Short exercise: Word for word, transcribe every line from the one holding "Transcribe the text in this document." through the end of the records, but not the pictures.
::: Task data
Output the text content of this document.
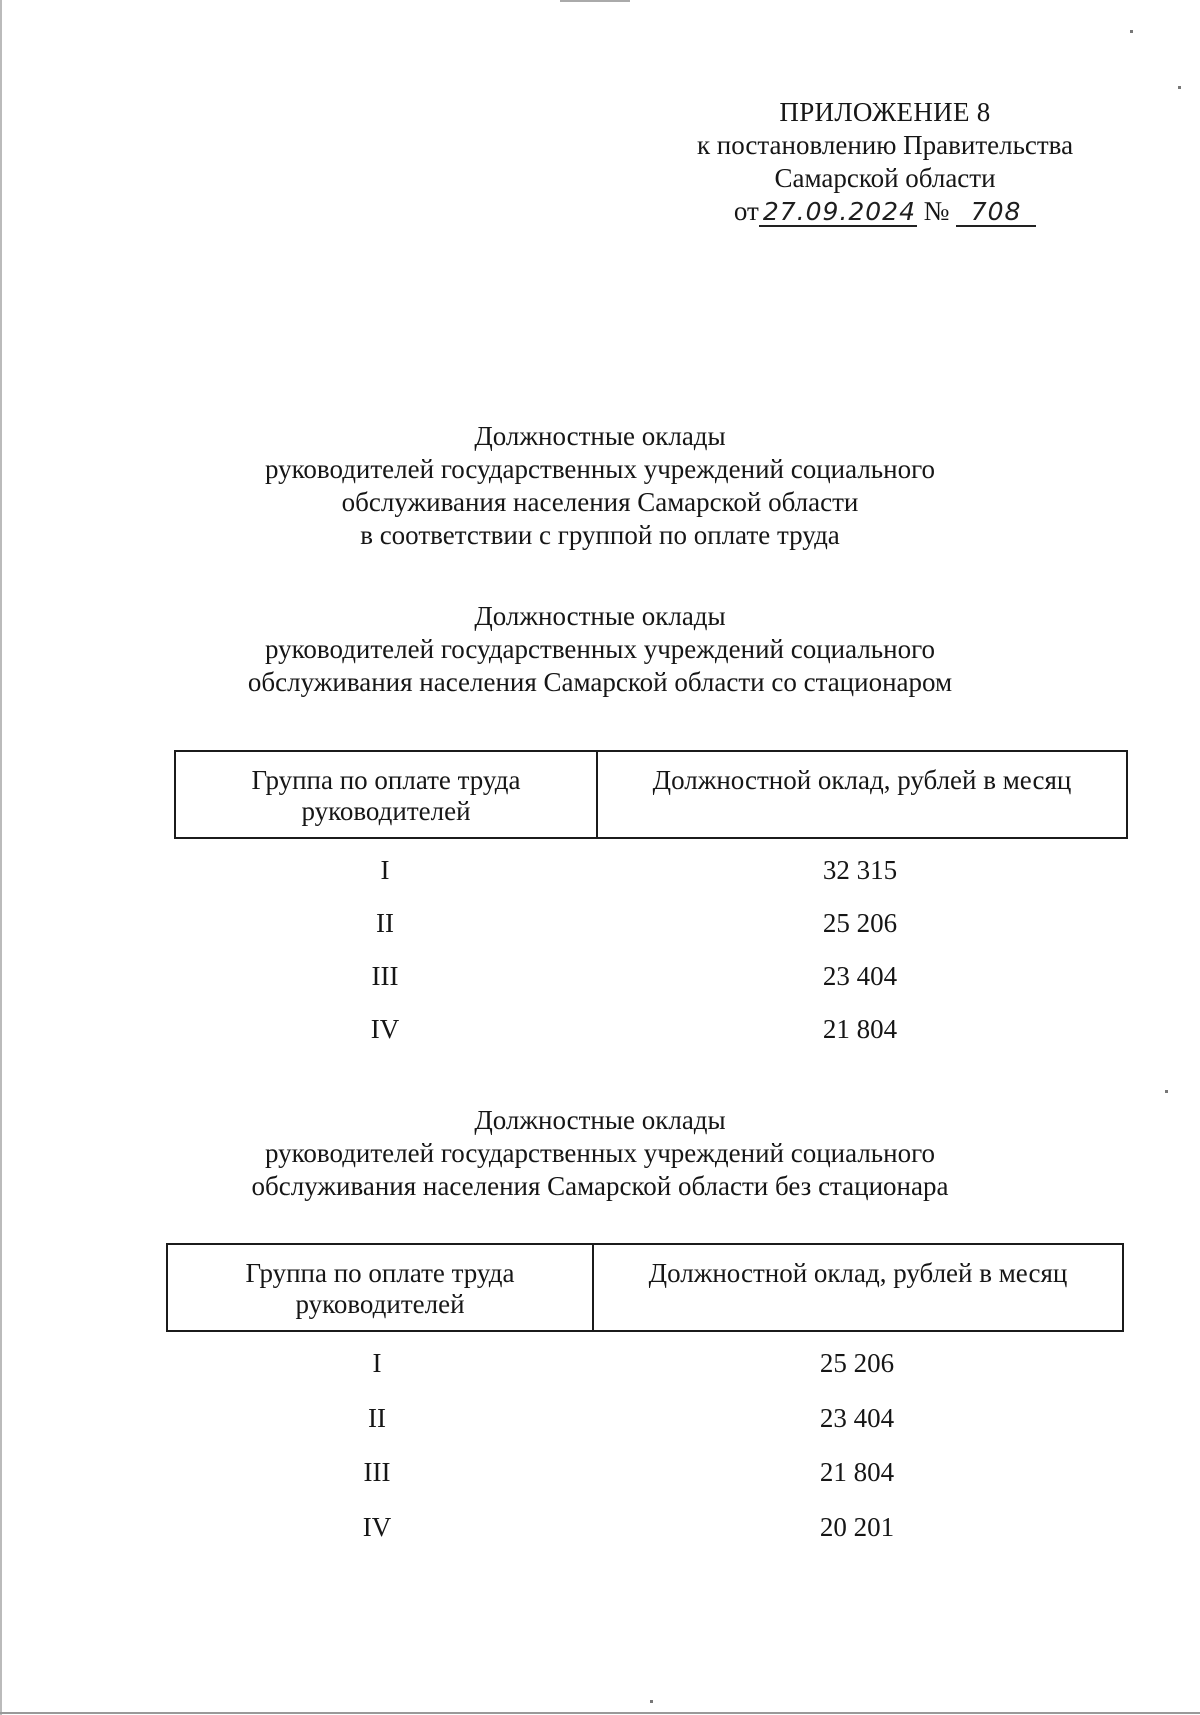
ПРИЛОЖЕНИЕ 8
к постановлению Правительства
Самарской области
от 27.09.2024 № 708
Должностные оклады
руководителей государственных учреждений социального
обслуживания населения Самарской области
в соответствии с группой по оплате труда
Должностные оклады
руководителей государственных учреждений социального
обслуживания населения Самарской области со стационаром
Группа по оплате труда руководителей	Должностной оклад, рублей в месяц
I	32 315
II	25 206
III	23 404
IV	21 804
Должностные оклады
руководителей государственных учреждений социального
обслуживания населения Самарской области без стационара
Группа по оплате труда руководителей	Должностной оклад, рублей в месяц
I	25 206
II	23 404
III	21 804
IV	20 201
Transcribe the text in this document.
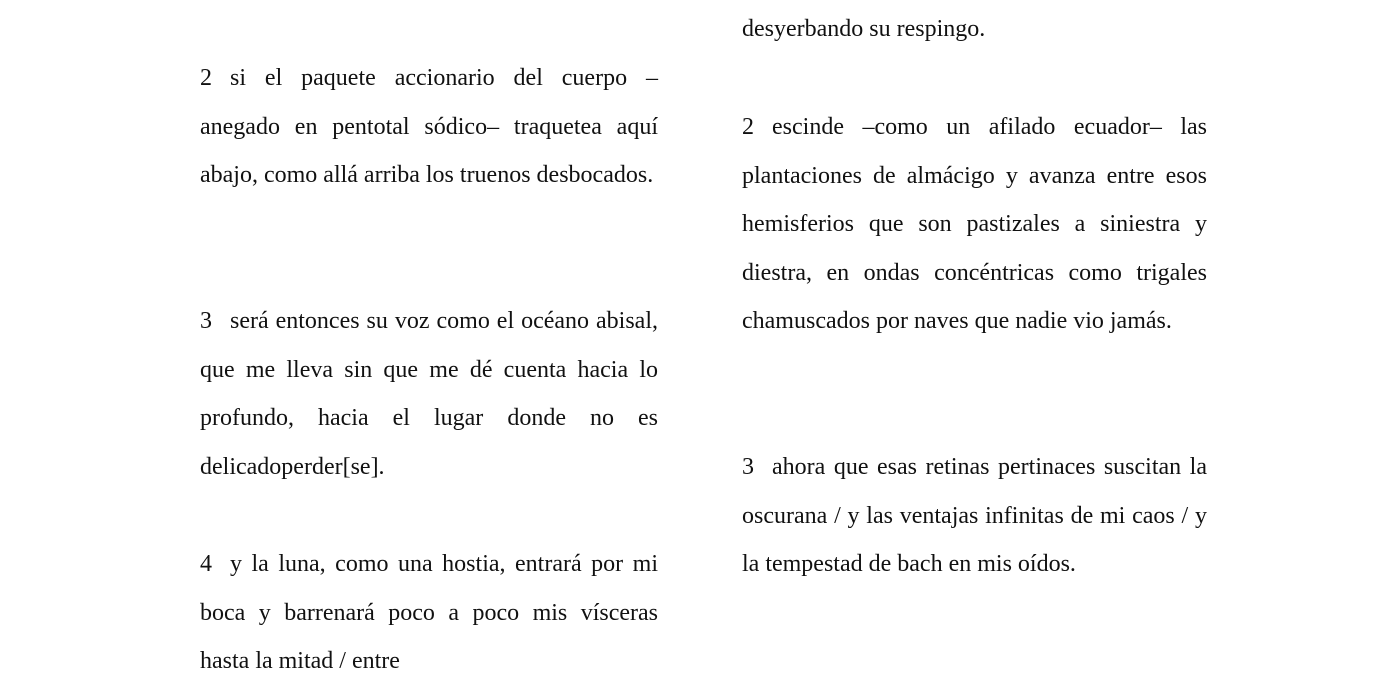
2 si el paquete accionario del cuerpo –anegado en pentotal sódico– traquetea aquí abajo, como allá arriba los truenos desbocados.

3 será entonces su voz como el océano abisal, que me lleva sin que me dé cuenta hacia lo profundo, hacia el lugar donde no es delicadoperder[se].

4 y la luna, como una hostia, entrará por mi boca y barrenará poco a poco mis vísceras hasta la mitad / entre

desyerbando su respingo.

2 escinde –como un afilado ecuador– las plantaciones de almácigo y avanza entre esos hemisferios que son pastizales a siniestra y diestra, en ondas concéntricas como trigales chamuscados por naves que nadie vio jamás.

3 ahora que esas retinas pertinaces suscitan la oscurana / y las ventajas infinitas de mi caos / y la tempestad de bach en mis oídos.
::::::
Written answer:
Transcribe the text in this document.
2 si el paquete accionario del cuerpo –anegado en pentotal sódico– traquetea aquí abajo, como allá arriba los truenos desbocados.

3 será entonces su voz como el océano abisal, que me lleva sin que me dé cuenta hacia lo profundo, hacia el lugar donde no es delicadoperder[se].

4 y la luna, como una hostia, entrará por mi boca y barrenará poco a poco mis vísceras hasta la mitad / entre

desyerbando su respingo.

2 escinde –como un afilado ecuador– las plantaciones de almácigo y avanza entre esos hemisferios que son pastizales a siniestra y diestra, en ondas concéntricas como trigales chamuscados por naves que nadie vio jamás.

3 ahora que esas retinas pertinaces suscitan la oscurana / y las ventajas infinitas de mi caos / y la tempestad de bach en mis oídos.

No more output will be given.